**BRIEF**
Down to the last line, restate the records below word for word, dropping every image.

**Collected data entries**
━━━━━━━━━━━━━━━━━━━━━━━━━━━━━━
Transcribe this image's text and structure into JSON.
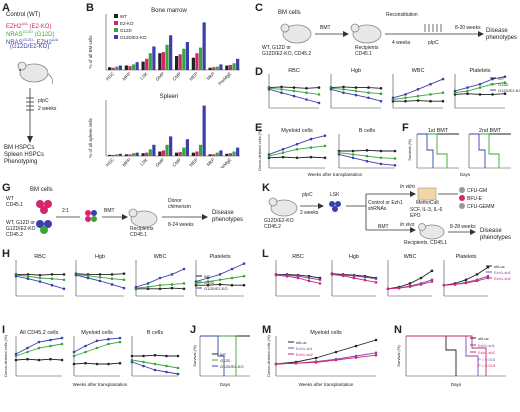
{
  "panelA": {
    "label": "A",
    "lines": [
      "Control (WT)",
      "EZH2",
      "(E2-KO)",
      "NRAS",
      "(G12D)",
      "NRAS",
      "EZH2",
      "(G12D/E2-KO)"
    ],
    "sup1": "Δ/Δ",
    "sup2": "G12D",
    "sup3": "G12D",
    "sup4": "Δ/Δ",
    "pipc": "pIpC",
    "weeks": "2 weeks",
    "out1": "BM HSPCs",
    "out2": "Spleen HSPCs",
    "out3": "Phenotyping"
  },
  "panelB": {
    "label": "B",
    "title_bm": "Bone marrow",
    "title_sp": "Spleen",
    "ylabel_bm": "% of all BM cells",
    "ylabel_sp": "% of all spleen cells",
    "categories": [
      "HSC",
      "MPP",
      "LSK",
      "GMP",
      "CMP",
      "MEP",
      "MkP",
      "PreMgE"
    ],
    "legend": [
      "WT",
      "E2-KO",
      "G12D",
      "G12D/E2-KO"
    ]
  },
  "panelC": {
    "label": "C",
    "bm": "BM cells",
    "donor": "WT, G12D or\nG12D/E2-KO, CD45.2",
    "bmt": "BMT",
    "recon": "Reconstitution",
    "weeks4": "4 weeks",
    "recip": "Recipients\nCD45.1",
    "pipc": "pIpC",
    "weeks8": "8-20 weeks",
    "disease": "Disease\nphenotypes"
  },
  "panelD": {
    "label": "D",
    "titles": [
      "RBC",
      "Hgb",
      "WBC",
      "Platelets"
    ],
    "legend": [
      "WT",
      "G12D",
      "G12D/E2-KO"
    ]
  },
  "panelE": {
    "label": "E",
    "titles": [
      "Myeloid cells",
      "B cells"
    ],
    "ylabel": "Donor-derived cells (%)",
    "xlabel": "Weeks after transplantation"
  },
  "panelF": {
    "label": "F",
    "titles": [
      "1st BMT",
      "2nd BMT"
    ],
    "ylabel": "Survival (%)",
    "xlabel": "Days"
  },
  "panelG": {
    "label": "G",
    "bm": "BM cells",
    "wt": "WT\nCD45.1",
    "donor": "WT, G12D or\nG12D/E2-KO\nCD45.2",
    "ratio": "2:1",
    "bmt": "BMT",
    "chim": "Donor\nchimerism",
    "recip": "Recipients\nCD45.1",
    "weeks": "8-24 weeks",
    "disease": "Disease\nphenotypes"
  },
  "panelH": {
    "label": "H",
    "titles": [
      "RBC",
      "Hgb",
      "WBC",
      "Platelets"
    ],
    "legend": [
      "WT",
      "G12D",
      "G12D/E2-KO"
    ]
  },
  "panelI": {
    "label": "I",
    "titles": [
      "All CD45.2 cells",
      "Myeloid cells",
      "B cells"
    ],
    "ylabel": "Donor-derived cells (%)",
    "xlabel": "Weeks after transplantation"
  },
  "panelJ": {
    "label": "J",
    "ylabel": "Survival (%)",
    "xlabel": "Days",
    "legend": [
      "WT",
      "G12D",
      "G12D/E2-KO"
    ]
  },
  "panelK": {
    "label": "K",
    "pipc": "pIpC",
    "weeks": "2 weeks",
    "lsk": "LSK",
    "control": "Control or Ezh1\nshRNAs",
    "invitro": "In vitro",
    "methocult": "MethoCult",
    "cfu": [
      "CFU-GM",
      "BFU-E",
      "CFU-GEMM"
    ],
    "cyto": "SCF, IL-3, IL-6\nEPO",
    "invivo": "In vivo",
    "bmt": "BMT",
    "weeks2": "8-28 weeks",
    "recip": "Recipients, CD45.1",
    "disease": "Disease\nphenotypes",
    "g12d": "G12D/E2-KO\nCD45.2"
  },
  "panelL": {
    "label": "L",
    "titles": [
      "RBC",
      "Hgb",
      "WBC",
      "Platelets"
    ],
    "legend": [
      "shLuc",
      "Ezh1-sh1",
      "Ezh1-sh2"
    ]
  },
  "panelM": {
    "label": "M",
    "title": "Myeloid cells",
    "ylabel": "Donor-derived cells (%)",
    "xlabel": "Weeks after transplantation",
    "legend": [
      "shLuc",
      "Ezh1-sh1",
      "Ezh1-sh2"
    ]
  },
  "panelN": {
    "label": "N",
    "ylabel": "Survival (%)",
    "xlabel": "Days",
    "legend": [
      "shLuc",
      "Ezh1-sh1",
      "Ezh1-sh2"
    ],
    "pvals": [
      "P = 0.015",
      "P = 0.015"
    ]
  },
  "colors": {
    "wt": "#222222",
    "e2ko": "#d6246e",
    "g12d": "#3aa63a",
    "dko": "#3b3fae",
    "sh1": "#7c4bb0",
    "sh2": "#d6246e"
  }
}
━━━━━━━━━━━━━━━━━━━━━━━━━━━━━━
**EXPECTED ANSWER**
Transcribe this image's text and structure into JSON.
{
  "panelA": {
    "label": "A",
    "lines": [
      "Control (WT)",
      "EZH2",
      "(E2-KO)",
      "NRAS",
      "(G12D)",
      "NRAS",
      "EZH2",
      "(G12D/E2-KO)"
    ],
    "sup1": "Δ/Δ",
    "sup2": "G12D",
    "sup3": "G12D",
    "sup4": "Δ/Δ",
    "pipc": "pIpC",
    "weeks": "2 weeks",
    "out1": "BM HSPCs",
    "out2": "Spleen HSPCs",
    "out3": "Phenotyping"
  },
  "panelB": {
    "label": "B",
    "title_bm": "Bone marrow",
    "title_sp": "Spleen",
    "ylabel_bm": "% of all BM cells",
    "ylabel_sp": "% of all spleen cells",
    "categories": [
      "HSC",
      "MPP",
      "LSK",
      "GMP",
      "CMP",
      "MEP",
      "MkP",
      "PreMgE"
    ],
    "legend": [
      "WT",
      "E2-KO",
      "G12D",
      "G12D/E2-KO"
    ]
  },
  "panelC": {
    "label": "C",
    "bm": "BM cells",
    "donor": "WT, G12D or\nG12D/E2-KO, CD45.2",
    "bmt": "BMT",
    "recon": "Reconstitution",
    "weeks4": "4 weeks",
    "recip": "Recipients\nCD45.1",
    "pipc": "pIpC",
    "weeks8": "8-20 weeks",
    "disease": "Disease\nphenotypes"
  },
  "panelD": {
    "label": "D",
    "titles": [
      "RBC",
      "Hgb",
      "WBC",
      "Platelets"
    ],
    "legend": [
      "WT",
      "G12D",
      "G12D/E2-KO"
    ]
  },
  "panelE": {
    "label": "E",
    "titles": [
      "Myeloid cells",
      "B cells"
    ],
    "ylabel": "Donor-derived cells (%)",
    "xlabel": "Weeks after transplantation"
  },
  "panelF": {
    "label": "F",
    "titles": [
      "1st BMT",
      "2nd BMT"
    ],
    "ylabel": "Survival (%)",
    "xlabel": "Days"
  },
  "panelG": {
    "label": "G",
    "bm": "BM cells",
    "wt": "WT\nCD45.1",
    "donor": "WT, G12D or\nG12D/E2-KO\nCD45.2",
    "ratio": "2:1",
    "bmt": "BMT",
    "chim": "Donor\nchimerism",
    "recip": "Recipients\nCD45.1",
    "weeks": "8-24 weeks",
    "disease": "Disease\nphenotypes"
  },
  "panelH": {
    "label": "H",
    "titles": [
      "RBC",
      "Hgb",
      "WBC",
      "Platelets"
    ],
    "legend": [
      "WT",
      "G12D",
      "G12D/E2-KO"
    ]
  },
  "panelI": {
    "label": "I",
    "titles": [
      "All CD45.2 cells",
      "Myeloid cells",
      "B cells"
    ],
    "ylabel": "Donor-derived cells (%)",
    "xlabel": "Weeks after transplantation"
  },
  "panelJ": {
    "label": "J",
    "ylabel": "Survival (%)",
    "xlabel": "Days",
    "legend": [
      "WT",
      "G12D",
      "G12D/E2-KO"
    ]
  },
  "panelK": {
    "label": "K",
    "pipc": "pIpC",
    "weeks": "2 weeks",
    "lsk": "LSK",
    "control": "Control or Ezh1\nshRNAs",
    "invitro": "In vitro",
    "methocult": "MethoCult",
    "cfu": [
      "CFU-GM",
      "BFU-E",
      "CFU-GEMM"
    ],
    "cyto": "SCF, IL-3, IL-6\nEPO",
    "invivo": "In vivo",
    "bmt": "BMT",
    "weeks2": "8-28 weeks",
    "recip": "Recipients, CD45.1",
    "disease": "Disease\nphenotypes",
    "g12d": "G12D/E2-KO\nCD45.2"
  },
  "panelL": {
    "label": "L",
    "titles": [
      "RBC",
      "Hgb",
      "WBC",
      "Platelets"
    ],
    "legend": [
      "shLuc",
      "Ezh1-sh1",
      "Ezh1-sh2"
    ]
  },
  "panelM": {
    "label": "M",
    "title": "Myeloid cells",
    "ylabel": "Donor-derived cells (%)",
    "xlabel": "Weeks after transplantation",
    "legend": [
      "shLuc",
      "Ezh1-sh1",
      "Ezh1-sh2"
    ]
  },
  "panelN": {
    "label": "N",
    "ylabel": "Survival (%)",
    "xlabel": "Days",
    "legend": [
      "shLuc",
      "Ezh1-sh1",
      "Ezh1-sh2"
    ],
    "pvals": [
      "P = 0.015",
      "P = 0.015"
    ]
  },
  "colors": {
    "wt": "#222222",
    "e2ko": "#d6246e",
    "g12d": "#3aa63a",
    "dko": "#3b3fae",
    "sh1": "#7c4bb0",
    "sh2": "#d6246e"
  }
}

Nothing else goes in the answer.